▶ **Required work**
Return all entries precisely as they stand, without the images.

▶ **Source records**
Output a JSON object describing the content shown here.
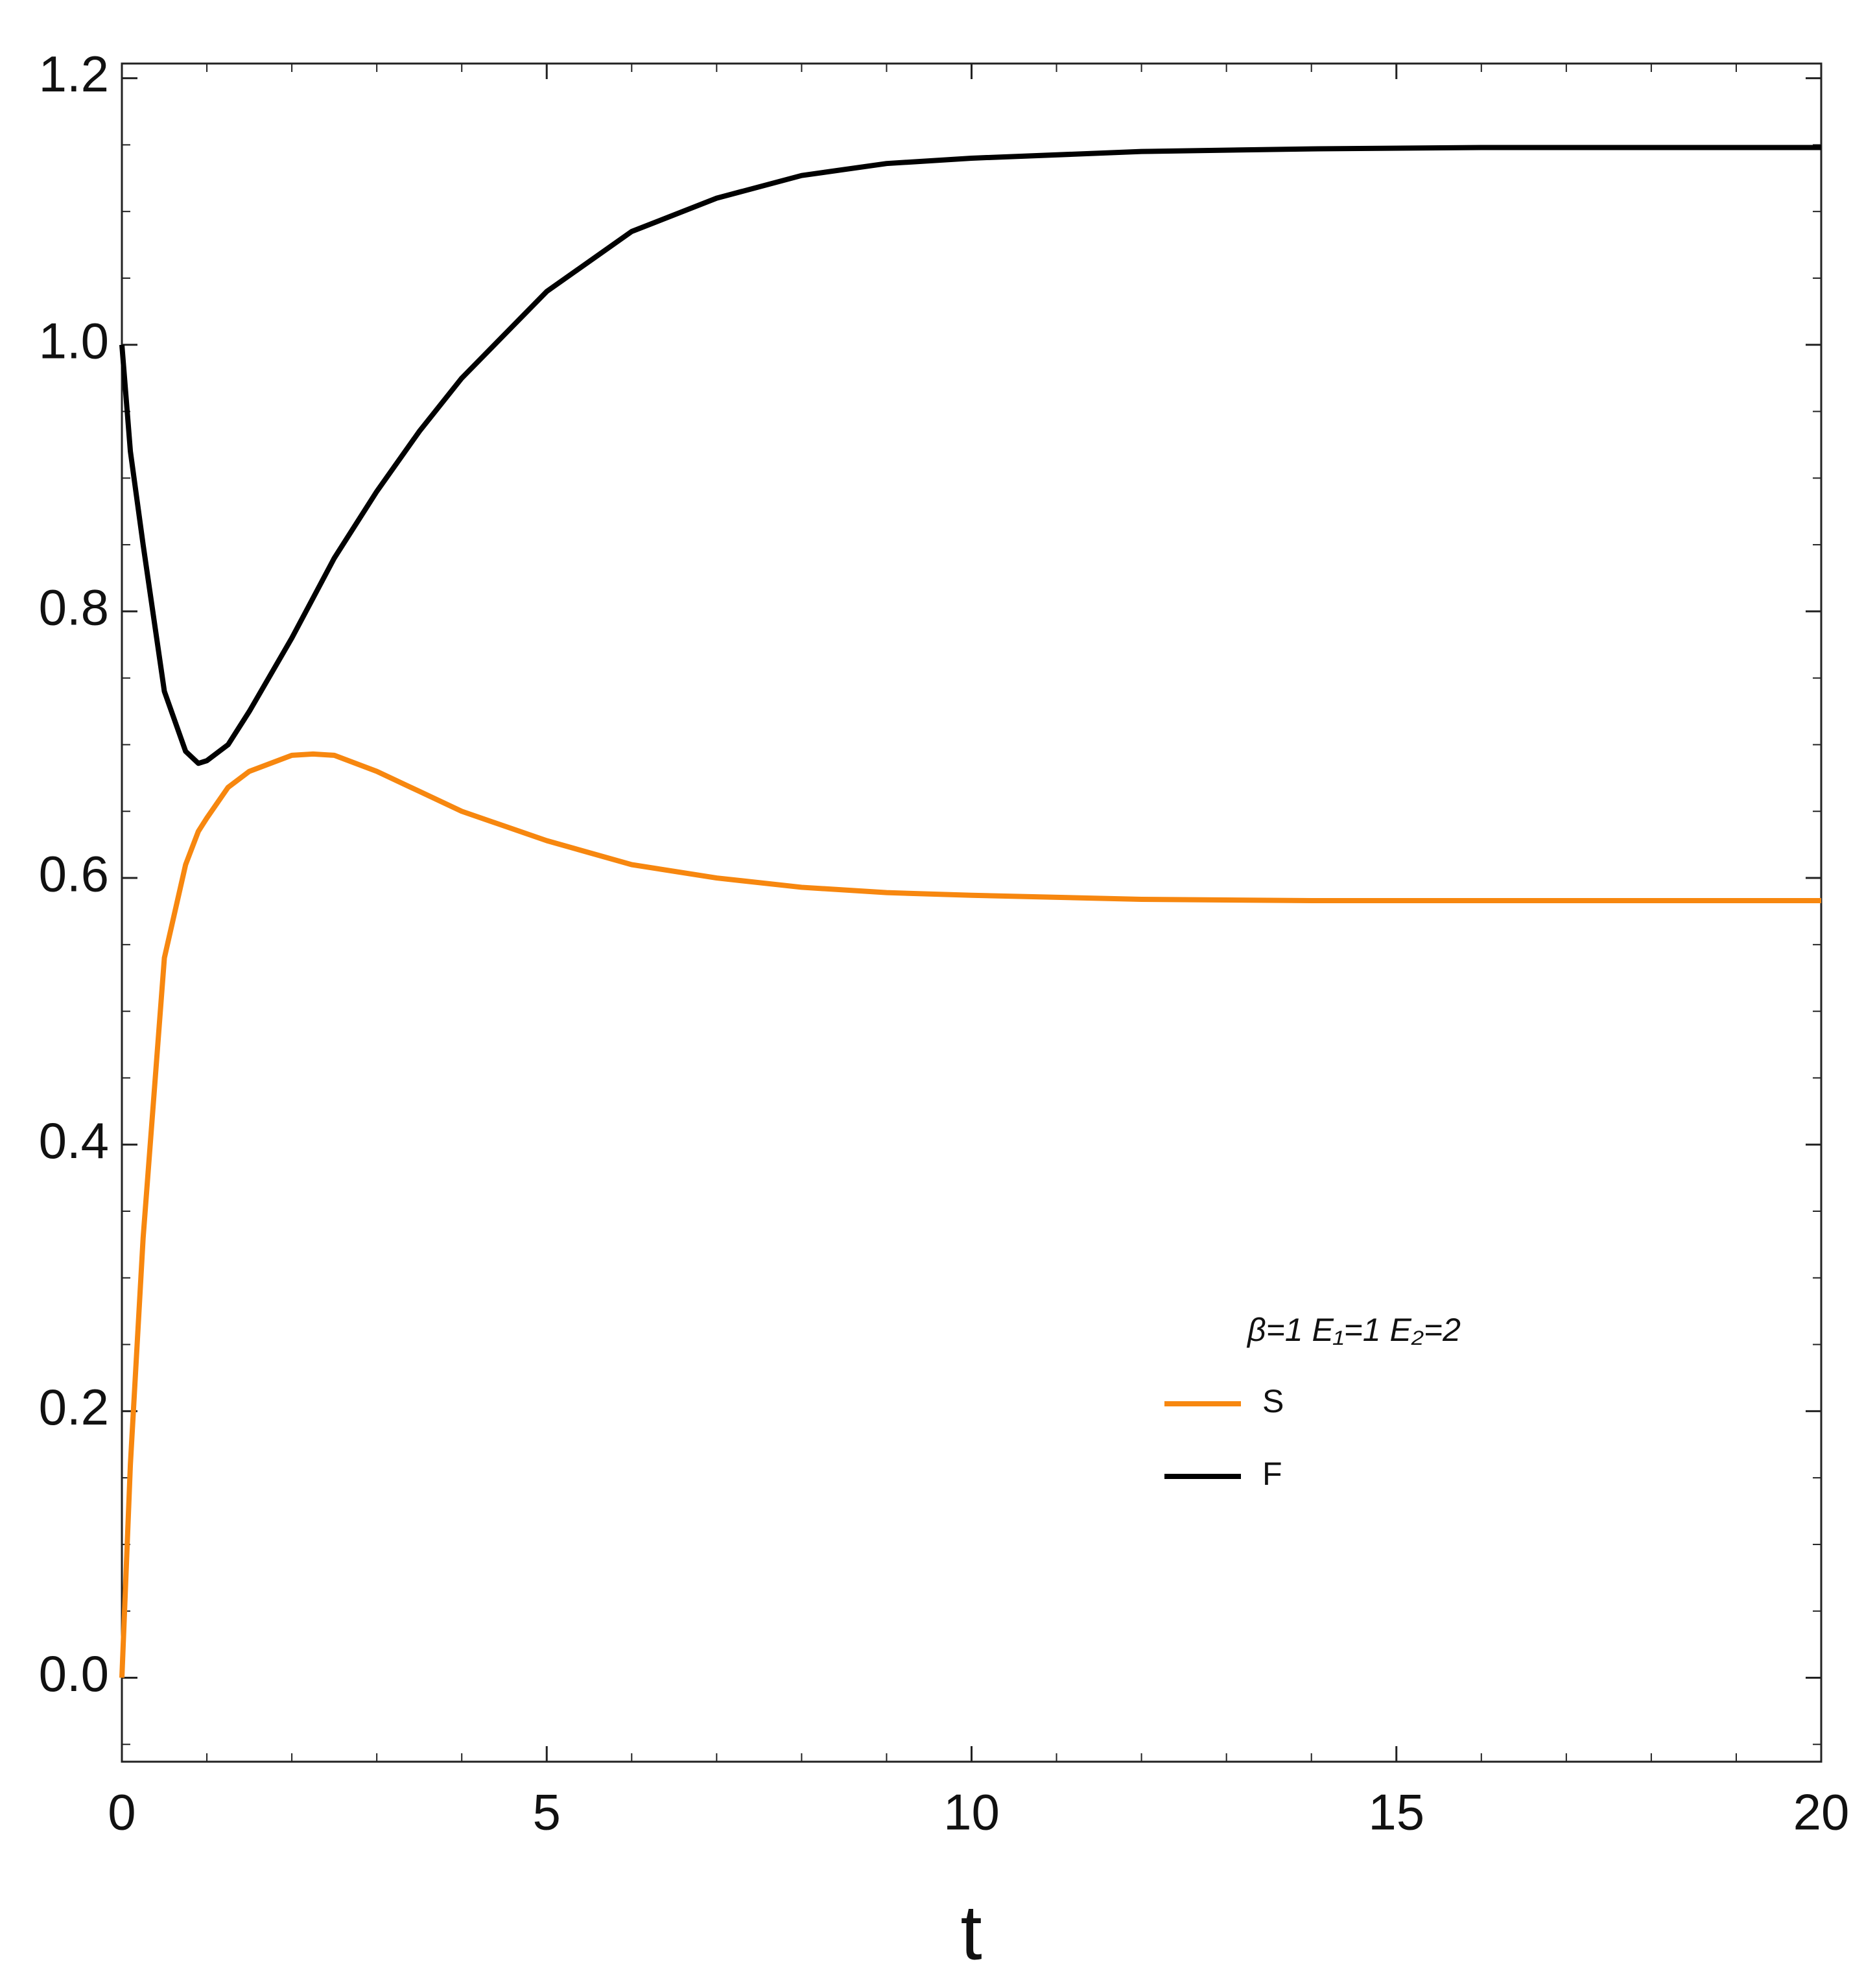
{
  "chart_data": {
    "type": "line",
    "xlabel": "t",
    "legend_title": "β=1  E₁=1 E₂=2",
    "legend": "lower right",
    "grid": false,
    "xlim": [
      0,
      20
    ],
    "ylim": [
      -0.063,
      1.211
    ],
    "xticks": [
      0,
      5,
      10,
      15,
      20
    ],
    "xminorticks": [
      1,
      2,
      3,
      4,
      6,
      7,
      8,
      9,
      11,
      12,
      13,
      14,
      16,
      17,
      18,
      19
    ],
    "yticks": [
      {
        "value": 0,
        "label": "0.0"
      },
      0.2,
      0.4,
      0.6,
      0.8,
      {
        "value": 1,
        "label": "1.0"
      },
      1.2
    ],
    "yminorticks": [
      -0.05,
      0.05,
      0.1,
      0.15,
      0.25,
      0.3,
      0.35,
      0.45,
      0.5,
      0.55,
      0.65,
      0.7,
      0.75,
      0.85,
      0.9,
      0.95,
      1.05,
      1.1,
      1.15
    ],
    "x": [
      0,
      0.1,
      0.25,
      0.5,
      0.75,
      0.9,
      1,
      1.25,
      1.5,
      2,
      2.25,
      2.5,
      3,
      3.5,
      4,
      5,
      6,
      7,
      8,
      9,
      10,
      12,
      14,
      16,
      18,
      20
    ],
    "series": [
      {
        "name": "S",
        "color": "#f7870f",
        "values": [
          0,
          0.16,
          0.33,
          0.54,
          0.61,
          0.635,
          0.645,
          0.668,
          0.68,
          0.692,
          0.693,
          0.692,
          0.68,
          0.665,
          0.65,
          0.628,
          0.61,
          0.6,
          0.593,
          0.589,
          0.587,
          0.584,
          0.583,
          0.583,
          0.583,
          0.583
        ]
      },
      {
        "name": "F",
        "color": "#000000",
        "values": [
          1.0,
          0.92,
          0.85,
          0.74,
          0.695,
          0.686,
          0.688,
          0.7,
          0.725,
          0.78,
          0.81,
          0.84,
          0.89,
          0.935,
          0.975,
          1.04,
          1.085,
          1.11,
          1.127,
          1.136,
          1.14,
          1.145,
          1.147,
          1.148,
          1.148,
          1.148
        ]
      }
    ]
  }
}
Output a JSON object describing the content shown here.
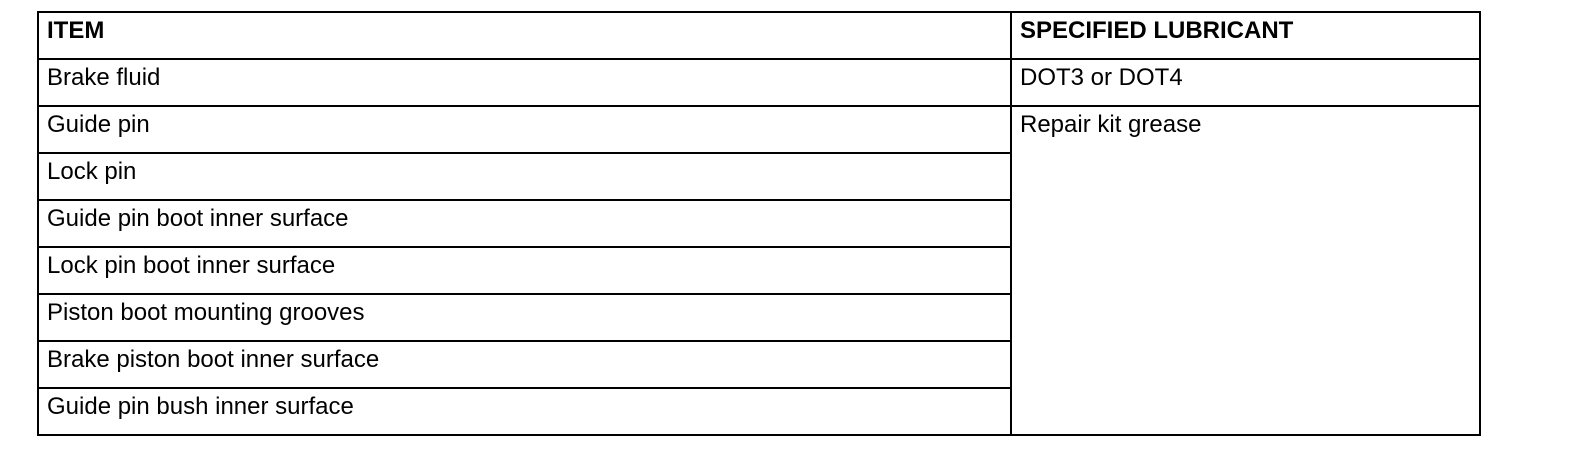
{
  "table": {
    "headers": [
      "ITEM",
      "SPECIFIED LUBRICANT"
    ],
    "rows": [
      {
        "item": "Brake fluid",
        "lubricant": "DOT3 or DOT4"
      },
      {
        "item": "Guide pin",
        "lubricant": "Repair kit grease"
      },
      {
        "item": "Lock pin"
      },
      {
        "item": "Guide pin boot inner surface"
      },
      {
        "item": "Lock pin boot inner surface"
      },
      {
        "item": "Piston boot mounting grooves"
      },
      {
        "item": "Brake piston boot inner surface"
      },
      {
        "item": "Guide pin bush inner surface"
      }
    ]
  }
}
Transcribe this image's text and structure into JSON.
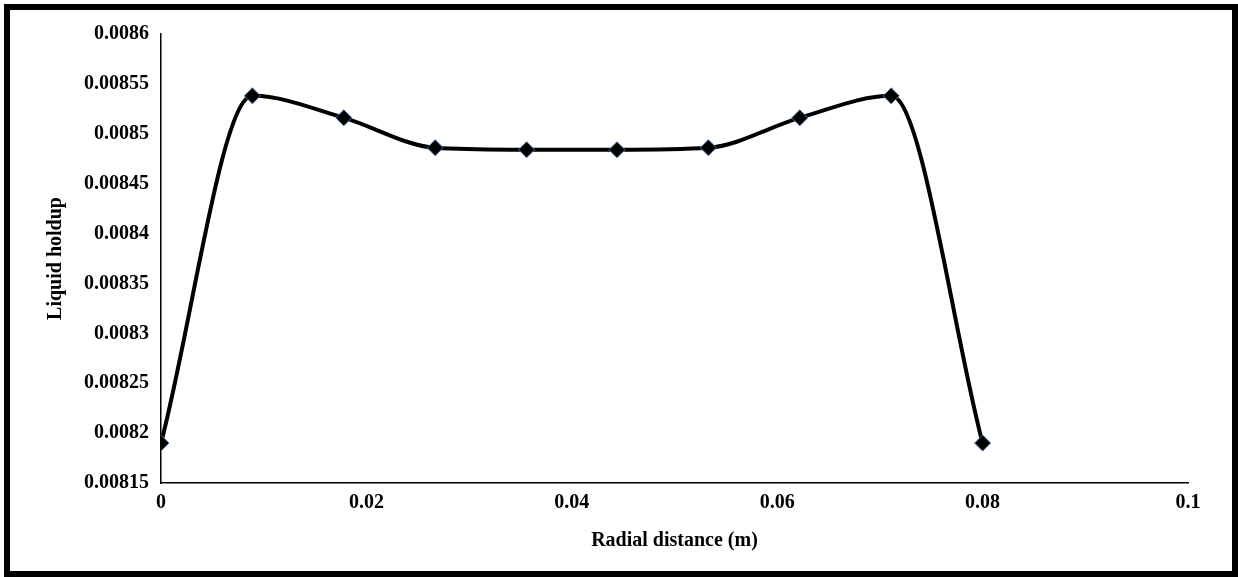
{
  "chart_data": {
    "type": "line",
    "xlabel": "Radial distance (m)",
    "ylabel": "Liquid holdup",
    "x": [
      0,
      0.0089,
      0.0178,
      0.0267,
      0.0356,
      0.0444,
      0.0533,
      0.0622,
      0.0711,
      0.08
    ],
    "series": [
      {
        "color": "#000000",
        "values": [
          0.00819,
          0.008538,
          0.008516,
          0.008486,
          0.008484,
          0.008484,
          0.008486,
          0.008516,
          0.008538,
          0.00819
        ]
      }
    ],
    "xlim": [
      0,
      0.1
    ],
    "xticks": [
      0,
      0.02,
      0.04,
      0.06,
      0.08,
      0.1
    ],
    "ylim": [
      0.00815,
      0.0086
    ],
    "yticks": [
      0.00815,
      0.0082,
      0.00825,
      0.0083,
      0.00835,
      0.0084,
      0.00845,
      0.0085,
      0.00855,
      0.0086
    ],
    "grid": false,
    "legend": false,
    "marker": "diamond",
    "line_style": "solid"
  }
}
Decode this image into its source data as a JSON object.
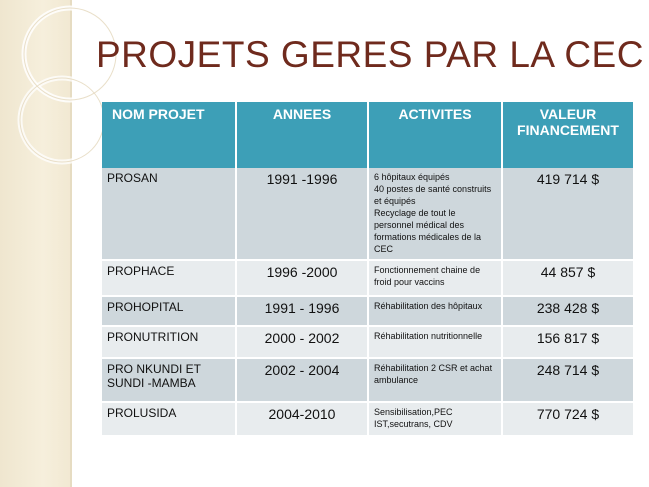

▶ **Result below**
Output a JSON object describing the content shown here.
{
  "chart_data": {
    "type": "line",
    "xlabel": "t",
    "legend_title": "β=1  E₁=1 E₂=2",
    "legend": "lower right",
    "grid": false,
    "xlim": [
      0,
      20
    ],
    "ylim": [
      -0.063,
      1.211
    ],
    "xticks": [
      0,
      5,
      10,
      15,
      20
    ],
    "xminorticks": [
      1,
      2,
      3,
      4,
      6,
      7,
      8,
      9,
      11,
      12,
      13,
      14,
      16,
      17,
      18,
      19
    ],
    "yticks": [
      {
        "value": 0,
        "label": "0.0"
      },
      0.2,
      0.4,
      0.6,
      0.8,
      {
        "value": 1,
        "label": "1.0"
      },
      1.2
    ],
    "yminorticks": [
      -0.05,
      0.05,
      0.1,
      0.15,
      0.25,
      0.3,
      0.35,
      0.45,
      0.5,
      0.55,
      0.65,
      0.7,
      0.75,
      0.85,
      0.9,
      0.95,
      1.05,
      1.1,
      1.15
    ],
    "x": [
      0,
      0.1,
      0.25,
      0.5,
      0.75,
      0.9,
      1,
      1.25,
      1.5,
      2,
      2.25,
      2.5,
      3,
      3.5,
      4,
      5,
      6,
      7,
      8,
      9,
      10,
      12,
      14,
      16,
      18,
      20
    ],
    "series": [
      {
        "name": "S",
        "color": "#f7870f",
        "values": [
          0,
          0.16,
          0.33,
          0.54,
          0.61,
          0.635,
          0.645,
          0.668,
          0.68,
          0.692,
          0.693,
          0.692,
          0.68,
          0.665,
          0.65,
          0.628,
          0.61,
          0.6,
          0.593,
          0.589,
          0.587,
          0.584,
          0.583,
          0.583,
          0.583,
          0.583
        ]
      },
      {
        "name": "F",
        "color": "#000000",
        "values": [
          1.0,
          0.92,
          0.85,
          0.74,
          0.695,
          0.686,
          0.688,
          0.7,
          0.725,
          0.78,
          0.81,
          0.84,
          0.89,
          0.935,
          0.975,
          1.04,
          1.085,
          1.11,
          1.127,
          1.136,
          1.14,
          1.145,
          1.147,
          1.148,
          1.148,
          1.148
        ]
      }
    ]
  }
}
Output a JSON object describing the content shown here.
{
  "table": {
    "headers": [
      "ITEM",
      "SPECIFIED LUBRICANT"
    ],
    "rows": [
      {
        "item": "Brake fluid",
        "lubricant": "DOT3 or DOT4"
      },
      {
        "item": "Guide pin",
        "lubricant": "Repair kit grease"
      },
      {
        "item": "Lock pin"
      },
      {
        "item": "Guide pin boot inner surface"
      },
      {
        "item": "Lock pin boot inner surface"
      },
      {
        "item": "Piston boot mounting grooves"
      },
      {
        "item": "Brake piston boot inner surface"
      },
      {
        "item": "Guide pin bush inner surface"
      }
    ]
  }
}
Transcribe this image's text and structure into JSON.
{
  "chart_data": {
    "type": "line",
    "xlabel": "Radial distance (m)",
    "ylabel": "Liquid holdup",
    "x": [
      0,
      0.0089,
      0.0178,
      0.0267,
      0.0356,
      0.0444,
      0.0533,
      0.0622,
      0.0711,
      0.08
    ],
    "series": [
      {
        "color": "#000000",
        "values": [
          0.00819,
          0.008538,
          0.008516,
          0.008486,
          0.008484,
          0.008484,
          0.008486,
          0.008516,
          0.008538,
          0.00819
        ]
      }
    ],
    "xlim": [
      0,
      0.1
    ],
    "xticks": [
      0,
      0.02,
      0.04,
      0.06,
      0.08,
      0.1
    ],
    "ylim": [
      0.00815,
      0.0086
    ],
    "yticks": [
      0.00815,
      0.0082,
      0.00825,
      0.0083,
      0.00835,
      0.0084,
      0.00845,
      0.0085,
      0.00855,
      0.0086
    ],
    "grid": false,
    "legend": false,
    "marker": "diamond",
    "line_style": "solid"
  }
}
Decode this image into its source data as a JSON object.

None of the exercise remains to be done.